Problem to solve:
Gather up every line from the entries below that uses the word "title".

Records for the task:
---------------
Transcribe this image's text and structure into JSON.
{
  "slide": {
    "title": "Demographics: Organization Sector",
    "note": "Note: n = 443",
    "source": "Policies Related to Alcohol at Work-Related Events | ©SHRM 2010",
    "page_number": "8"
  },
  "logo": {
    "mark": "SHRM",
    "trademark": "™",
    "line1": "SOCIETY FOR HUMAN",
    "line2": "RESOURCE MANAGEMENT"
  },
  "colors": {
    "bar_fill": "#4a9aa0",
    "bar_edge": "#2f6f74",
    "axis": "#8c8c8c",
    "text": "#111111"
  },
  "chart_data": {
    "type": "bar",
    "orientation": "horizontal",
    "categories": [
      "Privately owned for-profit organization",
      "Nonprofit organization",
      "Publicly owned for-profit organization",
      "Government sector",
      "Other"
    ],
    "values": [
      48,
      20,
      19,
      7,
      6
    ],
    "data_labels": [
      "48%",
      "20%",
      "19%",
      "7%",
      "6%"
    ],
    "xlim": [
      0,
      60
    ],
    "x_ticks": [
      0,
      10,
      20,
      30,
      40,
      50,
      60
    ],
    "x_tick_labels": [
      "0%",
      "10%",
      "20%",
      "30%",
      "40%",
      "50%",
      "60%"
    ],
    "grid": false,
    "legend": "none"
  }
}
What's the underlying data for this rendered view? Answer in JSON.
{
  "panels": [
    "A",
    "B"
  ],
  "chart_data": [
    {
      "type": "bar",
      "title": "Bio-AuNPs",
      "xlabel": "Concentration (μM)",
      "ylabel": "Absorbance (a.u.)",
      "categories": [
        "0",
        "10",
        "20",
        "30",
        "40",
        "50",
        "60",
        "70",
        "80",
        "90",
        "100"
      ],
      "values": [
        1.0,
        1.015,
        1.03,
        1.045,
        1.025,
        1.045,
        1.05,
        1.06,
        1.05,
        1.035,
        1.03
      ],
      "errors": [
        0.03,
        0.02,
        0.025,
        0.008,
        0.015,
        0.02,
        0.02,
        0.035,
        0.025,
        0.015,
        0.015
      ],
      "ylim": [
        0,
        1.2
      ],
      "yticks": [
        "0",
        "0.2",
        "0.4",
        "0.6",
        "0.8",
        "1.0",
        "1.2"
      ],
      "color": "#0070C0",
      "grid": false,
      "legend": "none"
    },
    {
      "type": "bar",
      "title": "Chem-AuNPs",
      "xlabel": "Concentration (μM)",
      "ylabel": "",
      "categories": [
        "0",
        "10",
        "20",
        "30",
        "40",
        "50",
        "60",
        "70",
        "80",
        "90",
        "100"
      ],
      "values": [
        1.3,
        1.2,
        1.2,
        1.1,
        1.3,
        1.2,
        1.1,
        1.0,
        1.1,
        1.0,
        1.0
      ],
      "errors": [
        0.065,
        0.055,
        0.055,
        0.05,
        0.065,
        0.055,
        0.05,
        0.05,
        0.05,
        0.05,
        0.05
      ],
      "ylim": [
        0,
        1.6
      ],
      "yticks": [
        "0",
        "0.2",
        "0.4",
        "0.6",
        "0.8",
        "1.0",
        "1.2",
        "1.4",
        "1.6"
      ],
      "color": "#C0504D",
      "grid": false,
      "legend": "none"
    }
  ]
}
---------------
Solution to this exercise:
    "title": "Demographics: Organization Sector",
      "title": "Bio-AuNPs",
      "title": "Chem-AuNPs",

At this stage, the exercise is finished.